## Begin

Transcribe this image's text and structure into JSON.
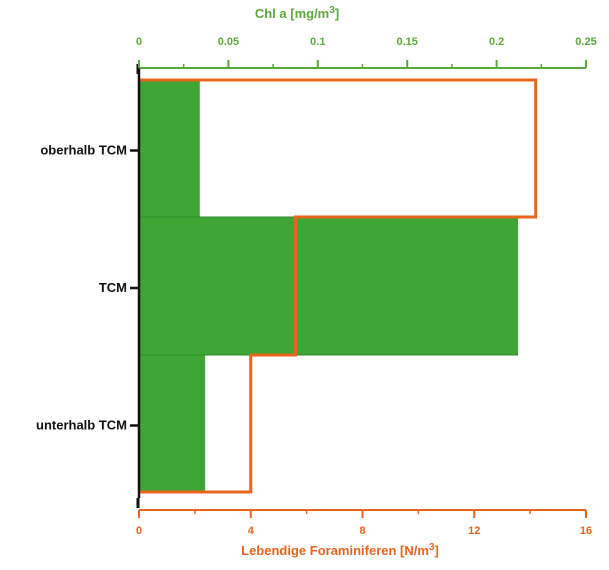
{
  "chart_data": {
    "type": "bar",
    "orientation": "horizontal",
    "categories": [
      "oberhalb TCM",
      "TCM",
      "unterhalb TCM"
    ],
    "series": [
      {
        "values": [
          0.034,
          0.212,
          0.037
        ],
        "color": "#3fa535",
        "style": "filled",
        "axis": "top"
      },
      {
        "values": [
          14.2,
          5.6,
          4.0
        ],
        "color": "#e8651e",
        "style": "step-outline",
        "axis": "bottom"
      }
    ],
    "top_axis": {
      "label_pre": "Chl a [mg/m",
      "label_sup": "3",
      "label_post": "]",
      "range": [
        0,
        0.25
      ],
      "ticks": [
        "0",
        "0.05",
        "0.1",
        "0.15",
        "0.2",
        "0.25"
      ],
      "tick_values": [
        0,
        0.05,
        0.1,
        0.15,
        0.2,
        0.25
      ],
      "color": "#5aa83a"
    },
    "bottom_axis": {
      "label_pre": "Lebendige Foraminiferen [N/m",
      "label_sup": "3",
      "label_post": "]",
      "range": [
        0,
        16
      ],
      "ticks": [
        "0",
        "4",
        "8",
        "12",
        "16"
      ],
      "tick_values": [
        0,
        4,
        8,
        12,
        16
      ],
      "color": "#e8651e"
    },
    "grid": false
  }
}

## End

◆ **STATED GOAL**
Images must not appear in the copy; reproduce everything else in the records verbatim.

◆ **WRITTEN SOLUTION**
Transcribe this image's text and structure into JSON.
{
  "chart_data": {
    "type": "bar",
    "orientation": "horizontal",
    "categories": [
      "oberhalb TCM",
      "TCM",
      "unterhalb TCM"
    ],
    "series": [
      {
        "values": [
          0.034,
          0.212,
          0.037
        ],
        "color": "#3fa535",
        "style": "filled",
        "axis": "top"
      },
      {
        "values": [
          14.2,
          5.6,
          4.0
        ],
        "color": "#e8651e",
        "style": "step-outline",
        "axis": "bottom"
      }
    ],
    "top_axis": {
      "label_pre": "Chl a [mg/m",
      "label_sup": "3",
      "label_post": "]",
      "range": [
        0,
        0.25
      ],
      "ticks": [
        "0",
        "0.05",
        "0.1",
        "0.15",
        "0.2",
        "0.25"
      ],
      "tick_values": [
        0,
        0.05,
        0.1,
        0.15,
        0.2,
        0.25
      ],
      "color": "#5aa83a"
    },
    "bottom_axis": {
      "label_pre": "Lebendige Foraminiferen [N/m",
      "label_sup": "3",
      "label_post": "]",
      "range": [
        0,
        16
      ],
      "ticks": [
        "0",
        "4",
        "8",
        "12",
        "16"
      ],
      "tick_values": [
        0,
        4,
        8,
        12,
        16
      ],
      "color": "#e8651e"
    },
    "grid": false
  }
}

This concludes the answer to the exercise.